PROVIDED RECORDS:
##########

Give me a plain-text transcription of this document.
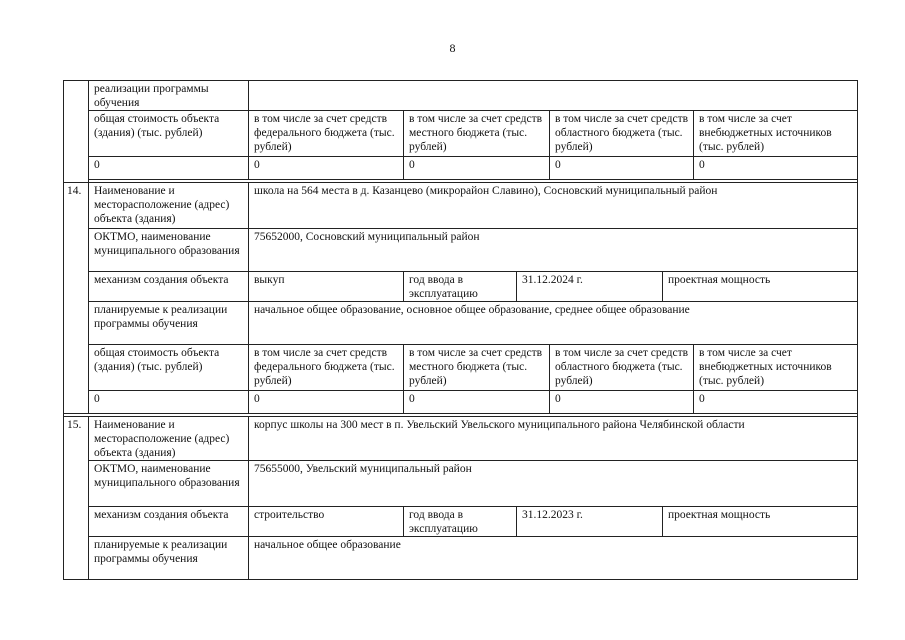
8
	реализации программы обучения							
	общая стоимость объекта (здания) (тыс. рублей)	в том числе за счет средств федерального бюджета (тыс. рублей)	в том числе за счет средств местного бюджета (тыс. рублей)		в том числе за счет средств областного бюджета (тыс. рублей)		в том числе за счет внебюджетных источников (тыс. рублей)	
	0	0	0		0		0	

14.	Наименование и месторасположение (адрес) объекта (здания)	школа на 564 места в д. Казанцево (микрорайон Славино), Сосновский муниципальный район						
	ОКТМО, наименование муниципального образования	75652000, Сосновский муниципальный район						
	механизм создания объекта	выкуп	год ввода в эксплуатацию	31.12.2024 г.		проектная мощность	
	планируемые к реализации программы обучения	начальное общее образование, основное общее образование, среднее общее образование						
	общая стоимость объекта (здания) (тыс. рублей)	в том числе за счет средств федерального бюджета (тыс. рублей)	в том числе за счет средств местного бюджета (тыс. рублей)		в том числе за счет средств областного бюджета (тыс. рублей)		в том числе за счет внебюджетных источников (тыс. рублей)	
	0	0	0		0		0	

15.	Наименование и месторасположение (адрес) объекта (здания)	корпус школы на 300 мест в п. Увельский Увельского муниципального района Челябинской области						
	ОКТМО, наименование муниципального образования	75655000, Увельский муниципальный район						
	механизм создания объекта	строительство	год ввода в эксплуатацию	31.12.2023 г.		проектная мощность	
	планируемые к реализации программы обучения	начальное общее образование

##########

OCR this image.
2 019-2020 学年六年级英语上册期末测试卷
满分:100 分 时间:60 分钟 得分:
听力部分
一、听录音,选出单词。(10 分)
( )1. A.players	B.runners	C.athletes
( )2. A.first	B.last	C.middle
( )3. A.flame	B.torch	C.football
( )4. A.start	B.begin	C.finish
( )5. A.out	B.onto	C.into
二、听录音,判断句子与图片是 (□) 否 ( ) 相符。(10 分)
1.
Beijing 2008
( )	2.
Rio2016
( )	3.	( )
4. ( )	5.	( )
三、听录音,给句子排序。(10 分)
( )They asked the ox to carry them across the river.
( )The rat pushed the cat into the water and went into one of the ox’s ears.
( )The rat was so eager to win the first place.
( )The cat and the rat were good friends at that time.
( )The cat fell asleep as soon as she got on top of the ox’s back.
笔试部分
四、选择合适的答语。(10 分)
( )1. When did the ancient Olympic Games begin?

##########

WRITTEN EXERCISE: Check each line of the records above for the string "образование", and report every line that has it.

EXERCISE OUTPUT:
	планируемые к реализации программы обучения	начальное общее образование, основное общее образование, среднее общее образование						
	планируемые к реализации программы обучения	начальное общее образование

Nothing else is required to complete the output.